(Compiti ed esercizi):
a) Indica, per favore, se ciascuna affermazione concorda con il brano sul cybercrimine, rispondendo sì o no e citando le parole del brano che lo stabiliscono: (i) l'Italia è al terzo posto in Europa per provenienza degli attacchi informatici; (ii) il rapporto considera gli attacchi legati alla guerra russo-ucraina; (iii) Zapparoli Manzoni prevede un grandissimo picco di episodi al momento.
b) Scrivi il seguito del brano sul cybercrimine, partendo subito dopo la sua ultima frase.

(Brano):
L’Italia ha visto a livello globale anche un aumento per quanto riguarda l’attività criminale, risalendo al terzo posto in Europa per quanto riguarda la provenienza degli attacchi informatici. In generale, il cybercrimine europeo ha dimostrato un generale aumento nei confronti dei colleghi statunitensi, almeno secondo quanto rilevato a livello di geolocalizzazione dei server da cui sono partiti gli attacchi.

Conclusione

“Il rapporto, basato sui dati raccolti e analizzati nel 2021, non tiene conto degli effetti dei possibili attacchi svolti nell’ambito della guerra russo-ucraina, i quali tuttavia potrebbero emergere tra settimane o mesi”, ha commentato Andrea Zapparoli Manzoni.

Sempre in merito alla guerra, lo stesso Zapparoli Manzoni ha rilevato che “non c’è allo stato attuale un particolare incremento di attività cyber offensive, perché vengono pianificate in anticipo ed eseguite silenziosamente. Le attività più sottili come quelle di spionaggio e alteramento della percezione, per questa guerra sono iniziate mesi e mesi prima. Non mi aspetto un grandissimo picco di questi episodi al momento”. Per l’esperto, “non può vincere nessuno una guerra nel cyber spazio. Nessuno attacca con una cattiveria significativa perché nessuno sarebbe capace di difendersi. Non c’è un colpo che possa impedire ritorsioni pesantissime”.

(Dati riportati):
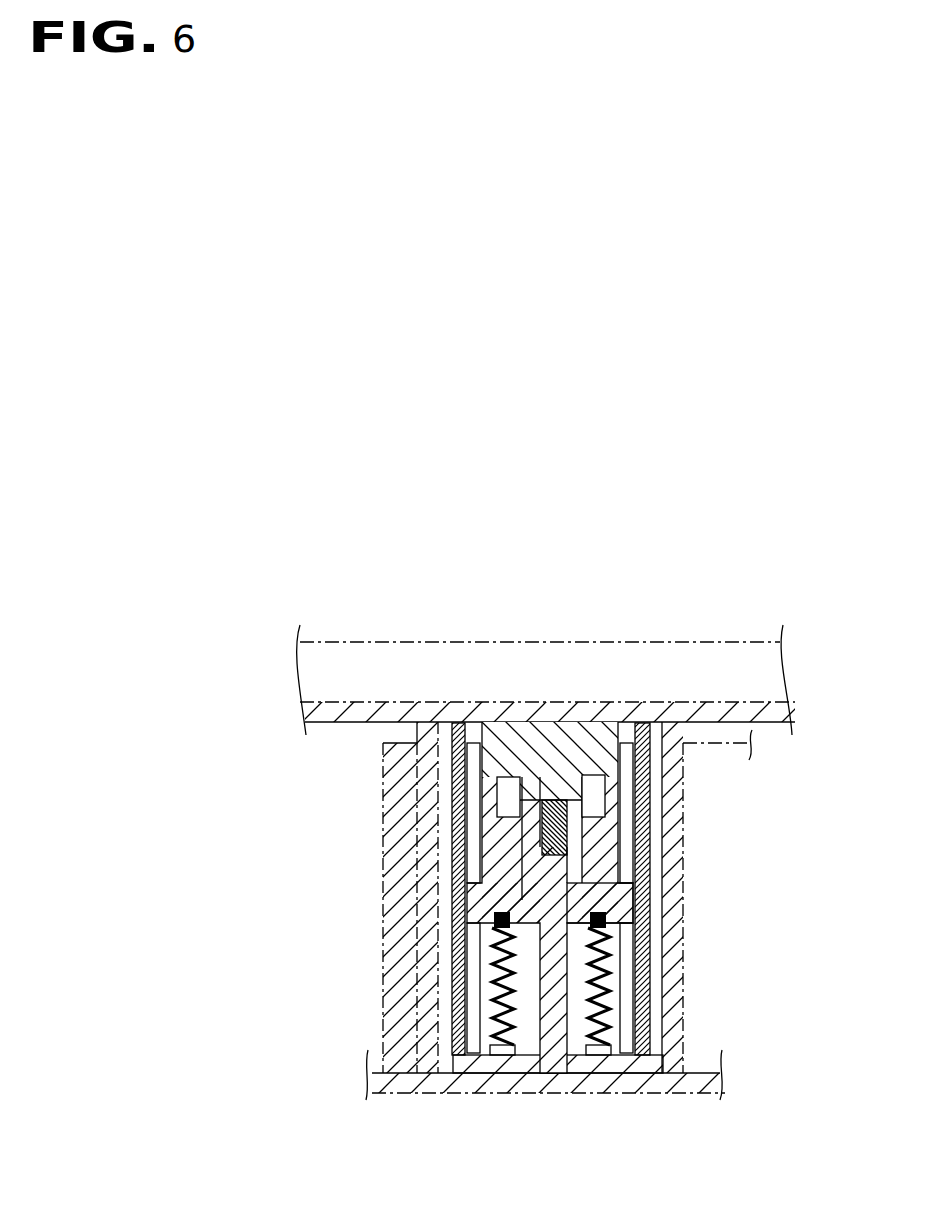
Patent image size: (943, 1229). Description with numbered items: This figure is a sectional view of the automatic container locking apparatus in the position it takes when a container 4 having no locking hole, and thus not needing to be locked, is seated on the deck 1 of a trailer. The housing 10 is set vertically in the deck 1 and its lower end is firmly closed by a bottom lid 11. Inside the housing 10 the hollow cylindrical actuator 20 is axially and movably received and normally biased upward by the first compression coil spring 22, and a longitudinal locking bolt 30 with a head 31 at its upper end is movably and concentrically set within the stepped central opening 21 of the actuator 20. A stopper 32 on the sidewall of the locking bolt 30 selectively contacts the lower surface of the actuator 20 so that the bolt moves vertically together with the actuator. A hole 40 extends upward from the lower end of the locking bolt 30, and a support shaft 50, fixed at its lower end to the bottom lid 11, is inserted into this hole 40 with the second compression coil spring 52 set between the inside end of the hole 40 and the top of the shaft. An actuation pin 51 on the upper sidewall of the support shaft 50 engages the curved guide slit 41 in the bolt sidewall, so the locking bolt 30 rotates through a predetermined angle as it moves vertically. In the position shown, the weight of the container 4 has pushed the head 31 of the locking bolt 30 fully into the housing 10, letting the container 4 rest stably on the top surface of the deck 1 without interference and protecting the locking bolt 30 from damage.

The deck 1 is at (392, 1093).
The container 4 is at (427, 712).
The housing 10 is at (452, 1002).
The bottom lid 11 is at (567, 1073).
The cylindrical actuator 20 is at (620, 800).
The stepped central opening 21 is at (650, 742).
The first compression coil spring 22 is at (600, 1010).
The locking bolt 30 is at (497, 795).
The head 31 is at (560, 723).
The stopper 32 is at (480, 942).
The hole 40 is at (605, 794).
The guide slit 41 is at (635, 943).
The support shaft 50 is at (500, 1027).
The actuation pin 51 is at (620, 865).
The second compression coil spring 52 is at (467, 852).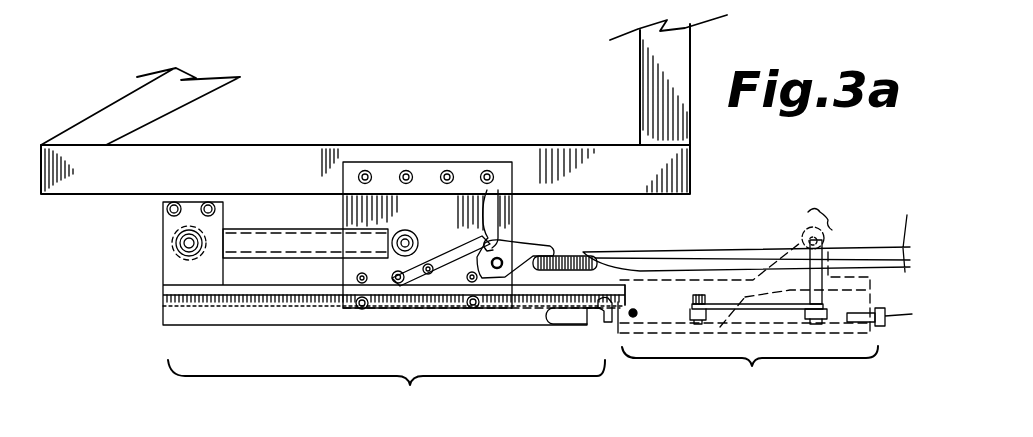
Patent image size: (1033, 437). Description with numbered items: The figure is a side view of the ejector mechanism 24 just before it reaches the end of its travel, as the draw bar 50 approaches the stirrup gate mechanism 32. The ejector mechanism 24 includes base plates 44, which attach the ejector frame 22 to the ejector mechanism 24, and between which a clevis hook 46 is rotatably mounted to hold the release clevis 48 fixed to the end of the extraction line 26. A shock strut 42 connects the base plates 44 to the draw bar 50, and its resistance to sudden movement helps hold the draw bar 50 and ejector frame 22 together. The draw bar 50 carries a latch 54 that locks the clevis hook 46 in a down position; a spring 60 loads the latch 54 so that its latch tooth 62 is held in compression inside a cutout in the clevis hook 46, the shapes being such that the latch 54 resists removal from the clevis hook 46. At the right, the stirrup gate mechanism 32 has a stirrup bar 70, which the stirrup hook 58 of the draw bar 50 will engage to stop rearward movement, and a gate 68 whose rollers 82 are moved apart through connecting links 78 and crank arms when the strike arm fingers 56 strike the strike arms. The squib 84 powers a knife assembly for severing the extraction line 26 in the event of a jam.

The ejector frame 22 is at (690, 158).
The ejector mechanism 24 is at (386, 387).
The extraction line 26 is at (848, 248).
The stirrup gate mechanism 32 is at (748, 321).
The shock strut 42 is at (307, 228).
The base plates 44 is at (512, 199).
The clevis hook 46 is at (524, 243).
The release clevis 48 is at (575, 255).
The draw bar 50 is at (230, 325).
The latch 54 is at (432, 258).
The strike arm fingers 56 is at (612, 322).
The stirrup hook 58 is at (587, 324).
The spring 60 is at (398, 271).
The latch tooth 62 is at (490, 200).
The gate 68 is at (830, 211).
The stirrup bar 70 is at (640, 313).
The connecting links 78 is at (760, 310).
The rollers 82 is at (800, 232).
The squib 84 is at (880, 326).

(Risultati finali):
a)
(i) Sì: "risalendo al terzo posto in Europa per quanto riguarda la provenienza degli attacchi informatici".
(ii) No: "non tiene conto degli effetti dei possibili attacchi svolti nell’ambito della guerra russo-ucraina".
(iii) No: "Non mi aspetto un grandissimo picco di questi episodi al momento".

b)
Per Faggioli invece, “ci sono capacità tecnologiche differenti. Sono contrario alla disconnessione di un’intera zona, il mio parere personale è che qualunque azione troppo forte in questo momento è negativa”.

In generale conclude Zapparoli Mazoni “Non è più possibile procrastinare l’adozione di contromisure efficaci e i necessari investimenti. Le risorse allocate dal PNRR dovranno a nostro parere essere gestite con una governance stringente in ottica cyber security di tutti i progetti di digitalizzazione previsti, valorizzando finalmente le competenze cyber delle risorse umane del Paese”.

Emerge dunque “la necessità di fare assessment più frequenti, per capire come reagire alle minacce”. Per Alessio Pennasilico, CTS Clusit, “non esiste la cosa che risolve integralmente il problema. Dietro alla parola assessment si possono prevedere attività diverse”, per esempio, tra le altre strategie, si può condurre un monitoraggio continuo.

“Il rischio informatico è una criticità da non sottovalutare quando aumentano l’automazione e le connessioni alla rete, pena l’interruzione della produzione, l’erogazione di servizi essenziali, e i relativi costi per il ripristino in caso di incidenti, oltre ai danni e all’eventuale pericolo per la sicurezza di persone e per l’ambiente”, spiegano dal Clusit.